EXERCISE DIRECTIONS → The entries below should be output exactly as written.

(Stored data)

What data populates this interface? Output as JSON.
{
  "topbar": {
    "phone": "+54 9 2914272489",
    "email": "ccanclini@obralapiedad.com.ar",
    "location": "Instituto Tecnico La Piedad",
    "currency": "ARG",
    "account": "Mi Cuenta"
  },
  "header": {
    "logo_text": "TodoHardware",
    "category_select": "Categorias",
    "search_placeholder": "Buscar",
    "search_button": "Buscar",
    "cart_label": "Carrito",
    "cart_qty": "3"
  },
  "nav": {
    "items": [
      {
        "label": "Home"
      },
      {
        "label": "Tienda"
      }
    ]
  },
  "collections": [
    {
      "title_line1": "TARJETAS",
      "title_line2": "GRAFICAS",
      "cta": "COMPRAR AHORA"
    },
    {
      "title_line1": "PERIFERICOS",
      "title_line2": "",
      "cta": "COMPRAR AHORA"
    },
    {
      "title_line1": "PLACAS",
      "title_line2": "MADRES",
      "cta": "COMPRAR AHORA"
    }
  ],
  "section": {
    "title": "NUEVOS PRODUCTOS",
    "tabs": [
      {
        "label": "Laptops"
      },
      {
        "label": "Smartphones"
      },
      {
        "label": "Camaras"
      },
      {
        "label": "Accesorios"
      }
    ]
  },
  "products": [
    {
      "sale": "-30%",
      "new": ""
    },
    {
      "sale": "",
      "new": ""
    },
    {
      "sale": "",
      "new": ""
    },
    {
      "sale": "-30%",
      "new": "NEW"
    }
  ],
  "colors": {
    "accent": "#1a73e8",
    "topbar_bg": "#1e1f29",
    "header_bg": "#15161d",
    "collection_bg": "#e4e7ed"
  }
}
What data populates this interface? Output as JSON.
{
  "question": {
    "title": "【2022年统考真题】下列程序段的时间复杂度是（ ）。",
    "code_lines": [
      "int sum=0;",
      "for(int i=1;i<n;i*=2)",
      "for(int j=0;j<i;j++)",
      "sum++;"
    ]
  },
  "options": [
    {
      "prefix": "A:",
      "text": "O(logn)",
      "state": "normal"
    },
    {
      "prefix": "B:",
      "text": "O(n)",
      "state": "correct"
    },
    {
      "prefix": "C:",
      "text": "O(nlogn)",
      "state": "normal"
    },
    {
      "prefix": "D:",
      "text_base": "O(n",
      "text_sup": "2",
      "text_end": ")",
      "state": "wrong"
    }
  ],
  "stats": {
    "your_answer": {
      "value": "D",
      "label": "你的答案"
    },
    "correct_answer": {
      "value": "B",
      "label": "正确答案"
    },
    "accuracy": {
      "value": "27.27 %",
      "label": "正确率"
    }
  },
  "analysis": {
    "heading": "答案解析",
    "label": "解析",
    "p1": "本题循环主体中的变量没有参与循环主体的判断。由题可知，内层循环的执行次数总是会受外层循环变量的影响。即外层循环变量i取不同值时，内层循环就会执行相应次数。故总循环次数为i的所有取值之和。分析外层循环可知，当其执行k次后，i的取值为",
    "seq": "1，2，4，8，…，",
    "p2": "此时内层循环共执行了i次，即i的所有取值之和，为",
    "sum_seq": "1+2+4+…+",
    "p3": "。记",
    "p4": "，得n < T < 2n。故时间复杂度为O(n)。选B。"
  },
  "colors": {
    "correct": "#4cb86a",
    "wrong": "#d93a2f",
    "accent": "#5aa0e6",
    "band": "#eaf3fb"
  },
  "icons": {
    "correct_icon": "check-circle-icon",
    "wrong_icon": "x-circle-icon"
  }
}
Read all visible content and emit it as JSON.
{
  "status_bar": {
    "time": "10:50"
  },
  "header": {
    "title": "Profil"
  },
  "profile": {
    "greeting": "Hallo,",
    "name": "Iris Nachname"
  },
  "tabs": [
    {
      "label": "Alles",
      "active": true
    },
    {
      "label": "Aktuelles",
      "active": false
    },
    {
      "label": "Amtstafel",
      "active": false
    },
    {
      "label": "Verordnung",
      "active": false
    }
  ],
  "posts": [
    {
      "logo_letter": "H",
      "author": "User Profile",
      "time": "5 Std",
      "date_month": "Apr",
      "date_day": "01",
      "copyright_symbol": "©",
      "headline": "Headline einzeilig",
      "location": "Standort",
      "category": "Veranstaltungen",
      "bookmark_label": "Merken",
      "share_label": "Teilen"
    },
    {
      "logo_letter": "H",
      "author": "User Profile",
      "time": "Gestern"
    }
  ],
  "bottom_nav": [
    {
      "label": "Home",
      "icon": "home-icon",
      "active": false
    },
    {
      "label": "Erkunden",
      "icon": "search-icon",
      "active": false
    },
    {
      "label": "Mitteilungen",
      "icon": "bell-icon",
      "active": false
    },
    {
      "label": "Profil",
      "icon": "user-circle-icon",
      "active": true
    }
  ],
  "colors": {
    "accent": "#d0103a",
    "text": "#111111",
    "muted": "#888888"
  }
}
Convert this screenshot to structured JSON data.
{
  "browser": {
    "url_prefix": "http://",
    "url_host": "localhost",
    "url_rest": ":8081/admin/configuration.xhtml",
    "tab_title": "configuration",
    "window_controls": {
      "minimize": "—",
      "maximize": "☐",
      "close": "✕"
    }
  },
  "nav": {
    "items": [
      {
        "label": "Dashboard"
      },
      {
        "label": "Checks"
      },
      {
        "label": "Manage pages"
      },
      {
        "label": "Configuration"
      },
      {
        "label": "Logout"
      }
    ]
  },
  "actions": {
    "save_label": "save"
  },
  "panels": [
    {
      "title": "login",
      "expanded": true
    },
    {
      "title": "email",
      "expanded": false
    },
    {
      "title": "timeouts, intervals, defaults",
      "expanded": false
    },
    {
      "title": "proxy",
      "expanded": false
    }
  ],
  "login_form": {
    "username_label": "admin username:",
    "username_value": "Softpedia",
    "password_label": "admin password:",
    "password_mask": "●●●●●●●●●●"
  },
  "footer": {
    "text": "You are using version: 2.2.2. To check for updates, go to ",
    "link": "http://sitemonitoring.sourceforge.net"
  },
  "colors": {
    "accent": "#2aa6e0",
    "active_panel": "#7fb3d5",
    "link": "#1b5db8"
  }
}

WRITTEN RESPONSE →
What data populates this interface? Output as JSON.
{
  "topbar": {
    "phone": "+54 9 2914272489",
    "email": "ccanclini@obralapiedad.com.ar",
    "location": "Instituto Tecnico La Piedad",
    "currency": "ARG",
    "account": "Mi Cuenta"
  },
  "header": {
    "logo_text": "TodoHardware",
    "category_select": "Categorias",
    "search_placeholder": "Buscar",
    "search_button": "Buscar",
    "cart_label": "Carrito",
    "cart_qty": "3"
  },
  "nav": {
    "items": [
      {
        "label": "Home"
      },
      {
        "label": "Tienda"
      }
    ]
  },
  "collections": [
    {
      "title_line1": "TARJETAS",
      "title_line2": "GRAFICAS",
      "cta": "COMPRAR AHORA"
    },
    {
      "title_line1": "PERIFERICOS",
      "title_line2": "",
      "cta": "COMPRAR AHORA"
    },
    {
      "title_line1": "PLACAS",
      "title_line2": "MADRES",
      "cta": "COMPRAR AHORA"
    }
  ],
  "section": {
    "title": "NUEVOS PRODUCTOS",
    "tabs": [
      {
        "label": "Laptops"
      },
      {
        "label": "Smartphones"
      },
      {
        "label": "Camaras"
      },
      {
        "label": "Accesorios"
      }
    ]
  },
  "products": [
    {
      "sale": "-30%",
      "new": ""
    },
    {
      "sale": "",
      "new": ""
    },
    {
      "sale": "",
      "new": ""
    },
    {
      "sale": "-30%",
      "new": "NEW"
    }
  ],
  "colors": {
    "accent": "#1a73e8",
    "topbar_bg": "#1e1f29",
    "header_bg": "#15161d",
    "collection_bg": "#e4e7ed"
  }
}
What data populates this interface? Output as JSON.
{
  "question": {
    "title": "【2022年统考真题】下列程序段的时间复杂度是（ ）。",
    "code_lines": [
      "int sum=0;",
      "for(int i=1;i<n;i*=2)",
      "for(int j=0;j<i;j++)",
      "sum++;"
    ]
  },
  "options": [
    {
      "prefix": "A:",
      "text": "O(logn)",
      "state": "normal"
    },
    {
      "prefix": "B:",
      "text": "O(n)",
      "state": "correct"
    },
    {
      "prefix": "C:",
      "text": "O(nlogn)",
      "state": "normal"
    },
    {
      "prefix": "D:",
      "text_base": "O(n",
      "text_sup": "2",
      "text_end": ")",
      "state": "wrong"
    }
  ],
  "stats": {
    "your_answer": {
      "value": "D",
      "label": "你的答案"
    },
    "correct_answer": {
      "value": "B",
      "label": "正确答案"
    },
    "accuracy": {
      "value": "27.27 %",
      "label": "正确率"
    }
  },
  "analysis": {
    "heading": "答案解析",
    "label": "解析",
    "p1": "本题循环主体中的变量没有参与循环主体的判断。由题可知，内层循环的执行次数总是会受外层循环变量的影响。即外层循环变量i取不同值时，内层循环就会执行相应次数。故总循环次数为i的所有取值之和。分析外层循环可知，当其执行k次后，i的取值为",
    "seq": "1，2，4，8，…，",
    "p2": "此时内层循环共执行了i次，即i的所有取值之和，为",
    "sum_seq": "1+2+4+…+",
    "p3": "。记",
    "p4": "，得n < T < 2n。故时间复杂度为O(n)。选B。"
  },
  "colors": {
    "correct": "#4cb86a",
    "wrong": "#d93a2f",
    "accent": "#5aa0e6",
    "band": "#eaf3fb"
  },
  "icons": {
    "correct_icon": "check-circle-icon",
    "wrong_icon": "x-circle-icon"
  }
}
Read all visible content and emit it as JSON.
{
  "status_bar": {
    "time": "10:50"
  },
  "header": {
    "title": "Profil"
  },
  "profile": {
    "greeting": "Hallo,",
    "name": "Iris Nachname"
  },
  "tabs": [
    {
      "label": "Alles",
      "active": true
    },
    {
      "label": "Aktuelles",
      "active": false
    },
    {
      "label": "Amtstafel",
      "active": false
    },
    {
      "label": "Verordnung",
      "active": false
    }
  ],
  "posts": [
    {
      "logo_letter": "H",
      "author": "User Profile",
      "time": "5 Std",
      "date_month": "Apr",
      "date_day": "01",
      "copyright_symbol": "©",
      "headline": "Headline einzeilig",
      "location": "Standort",
      "category": "Veranstaltungen",
      "bookmark_label": "Merken",
      "share_label": "Teilen"
    },
    {
      "logo_letter": "H",
      "author": "User Profile",
      "time": "Gestern"
    }
  ],
  "bottom_nav": [
    {
      "label": "Home",
      "icon": "home-icon",
      "active": false
    },
    {
      "label": "Erkunden",
      "icon": "search-icon",
      "active": false
    },
    {
      "label": "Mitteilungen",
      "icon": "bell-icon",
      "active": false
    },
    {
      "label": "Profil",
      "icon": "user-circle-icon",
      "active": true
    }
  ],
  "colors": {
    "accent": "#d0103a",
    "text": "#111111",
    "muted": "#888888"
  }
}
Convert this screenshot to structured JSON data.
{
  "browser": {
    "url_prefix": "http://",
    "url_host": "localhost",
    "url_rest": ":8081/admin/configuration.xhtml",
    "tab_title": "configuration",
    "window_controls": {
      "minimize": "—",
      "maximize": "☐",
      "close": "✕"
    }
  },
  "nav": {
    "items": [
      {
        "label": "Dashboard"
      },
      {
        "label": "Checks"
      },
      {
        "label": "Manage pages"
      },
      {
        "label": "Configuration"
      },
      {
        "label": "Logout"
      }
    ]
  },
  "actions": {
    "save_label": "save"
  },
  "panels": [
    {
      "title": "login",
      "expanded": true
    },
    {
      "title": "email",
      "expanded": false
    },
    {
      "title": "timeouts, intervals, defaults",
      "expanded": false
    },
    {
      "title": "proxy",
      "expanded": false
    }
  ],
  "login_form": {
    "username_label": "admin username:",
    "username_value": "Softpedia",
    "password_label": "admin password:",
    "password_mask": "●●●●●●●●●●"
  },
  "footer": {
    "text": "You are using version: 2.2.2. To check for updates, go to ",
    "link": "http://sitemonitoring.sourceforge.net"
  },
  "colors": {
    "accent": "#2aa6e0",
    "active_panel": "#7fb3d5",
    "link": "#1b5db8"
  }
}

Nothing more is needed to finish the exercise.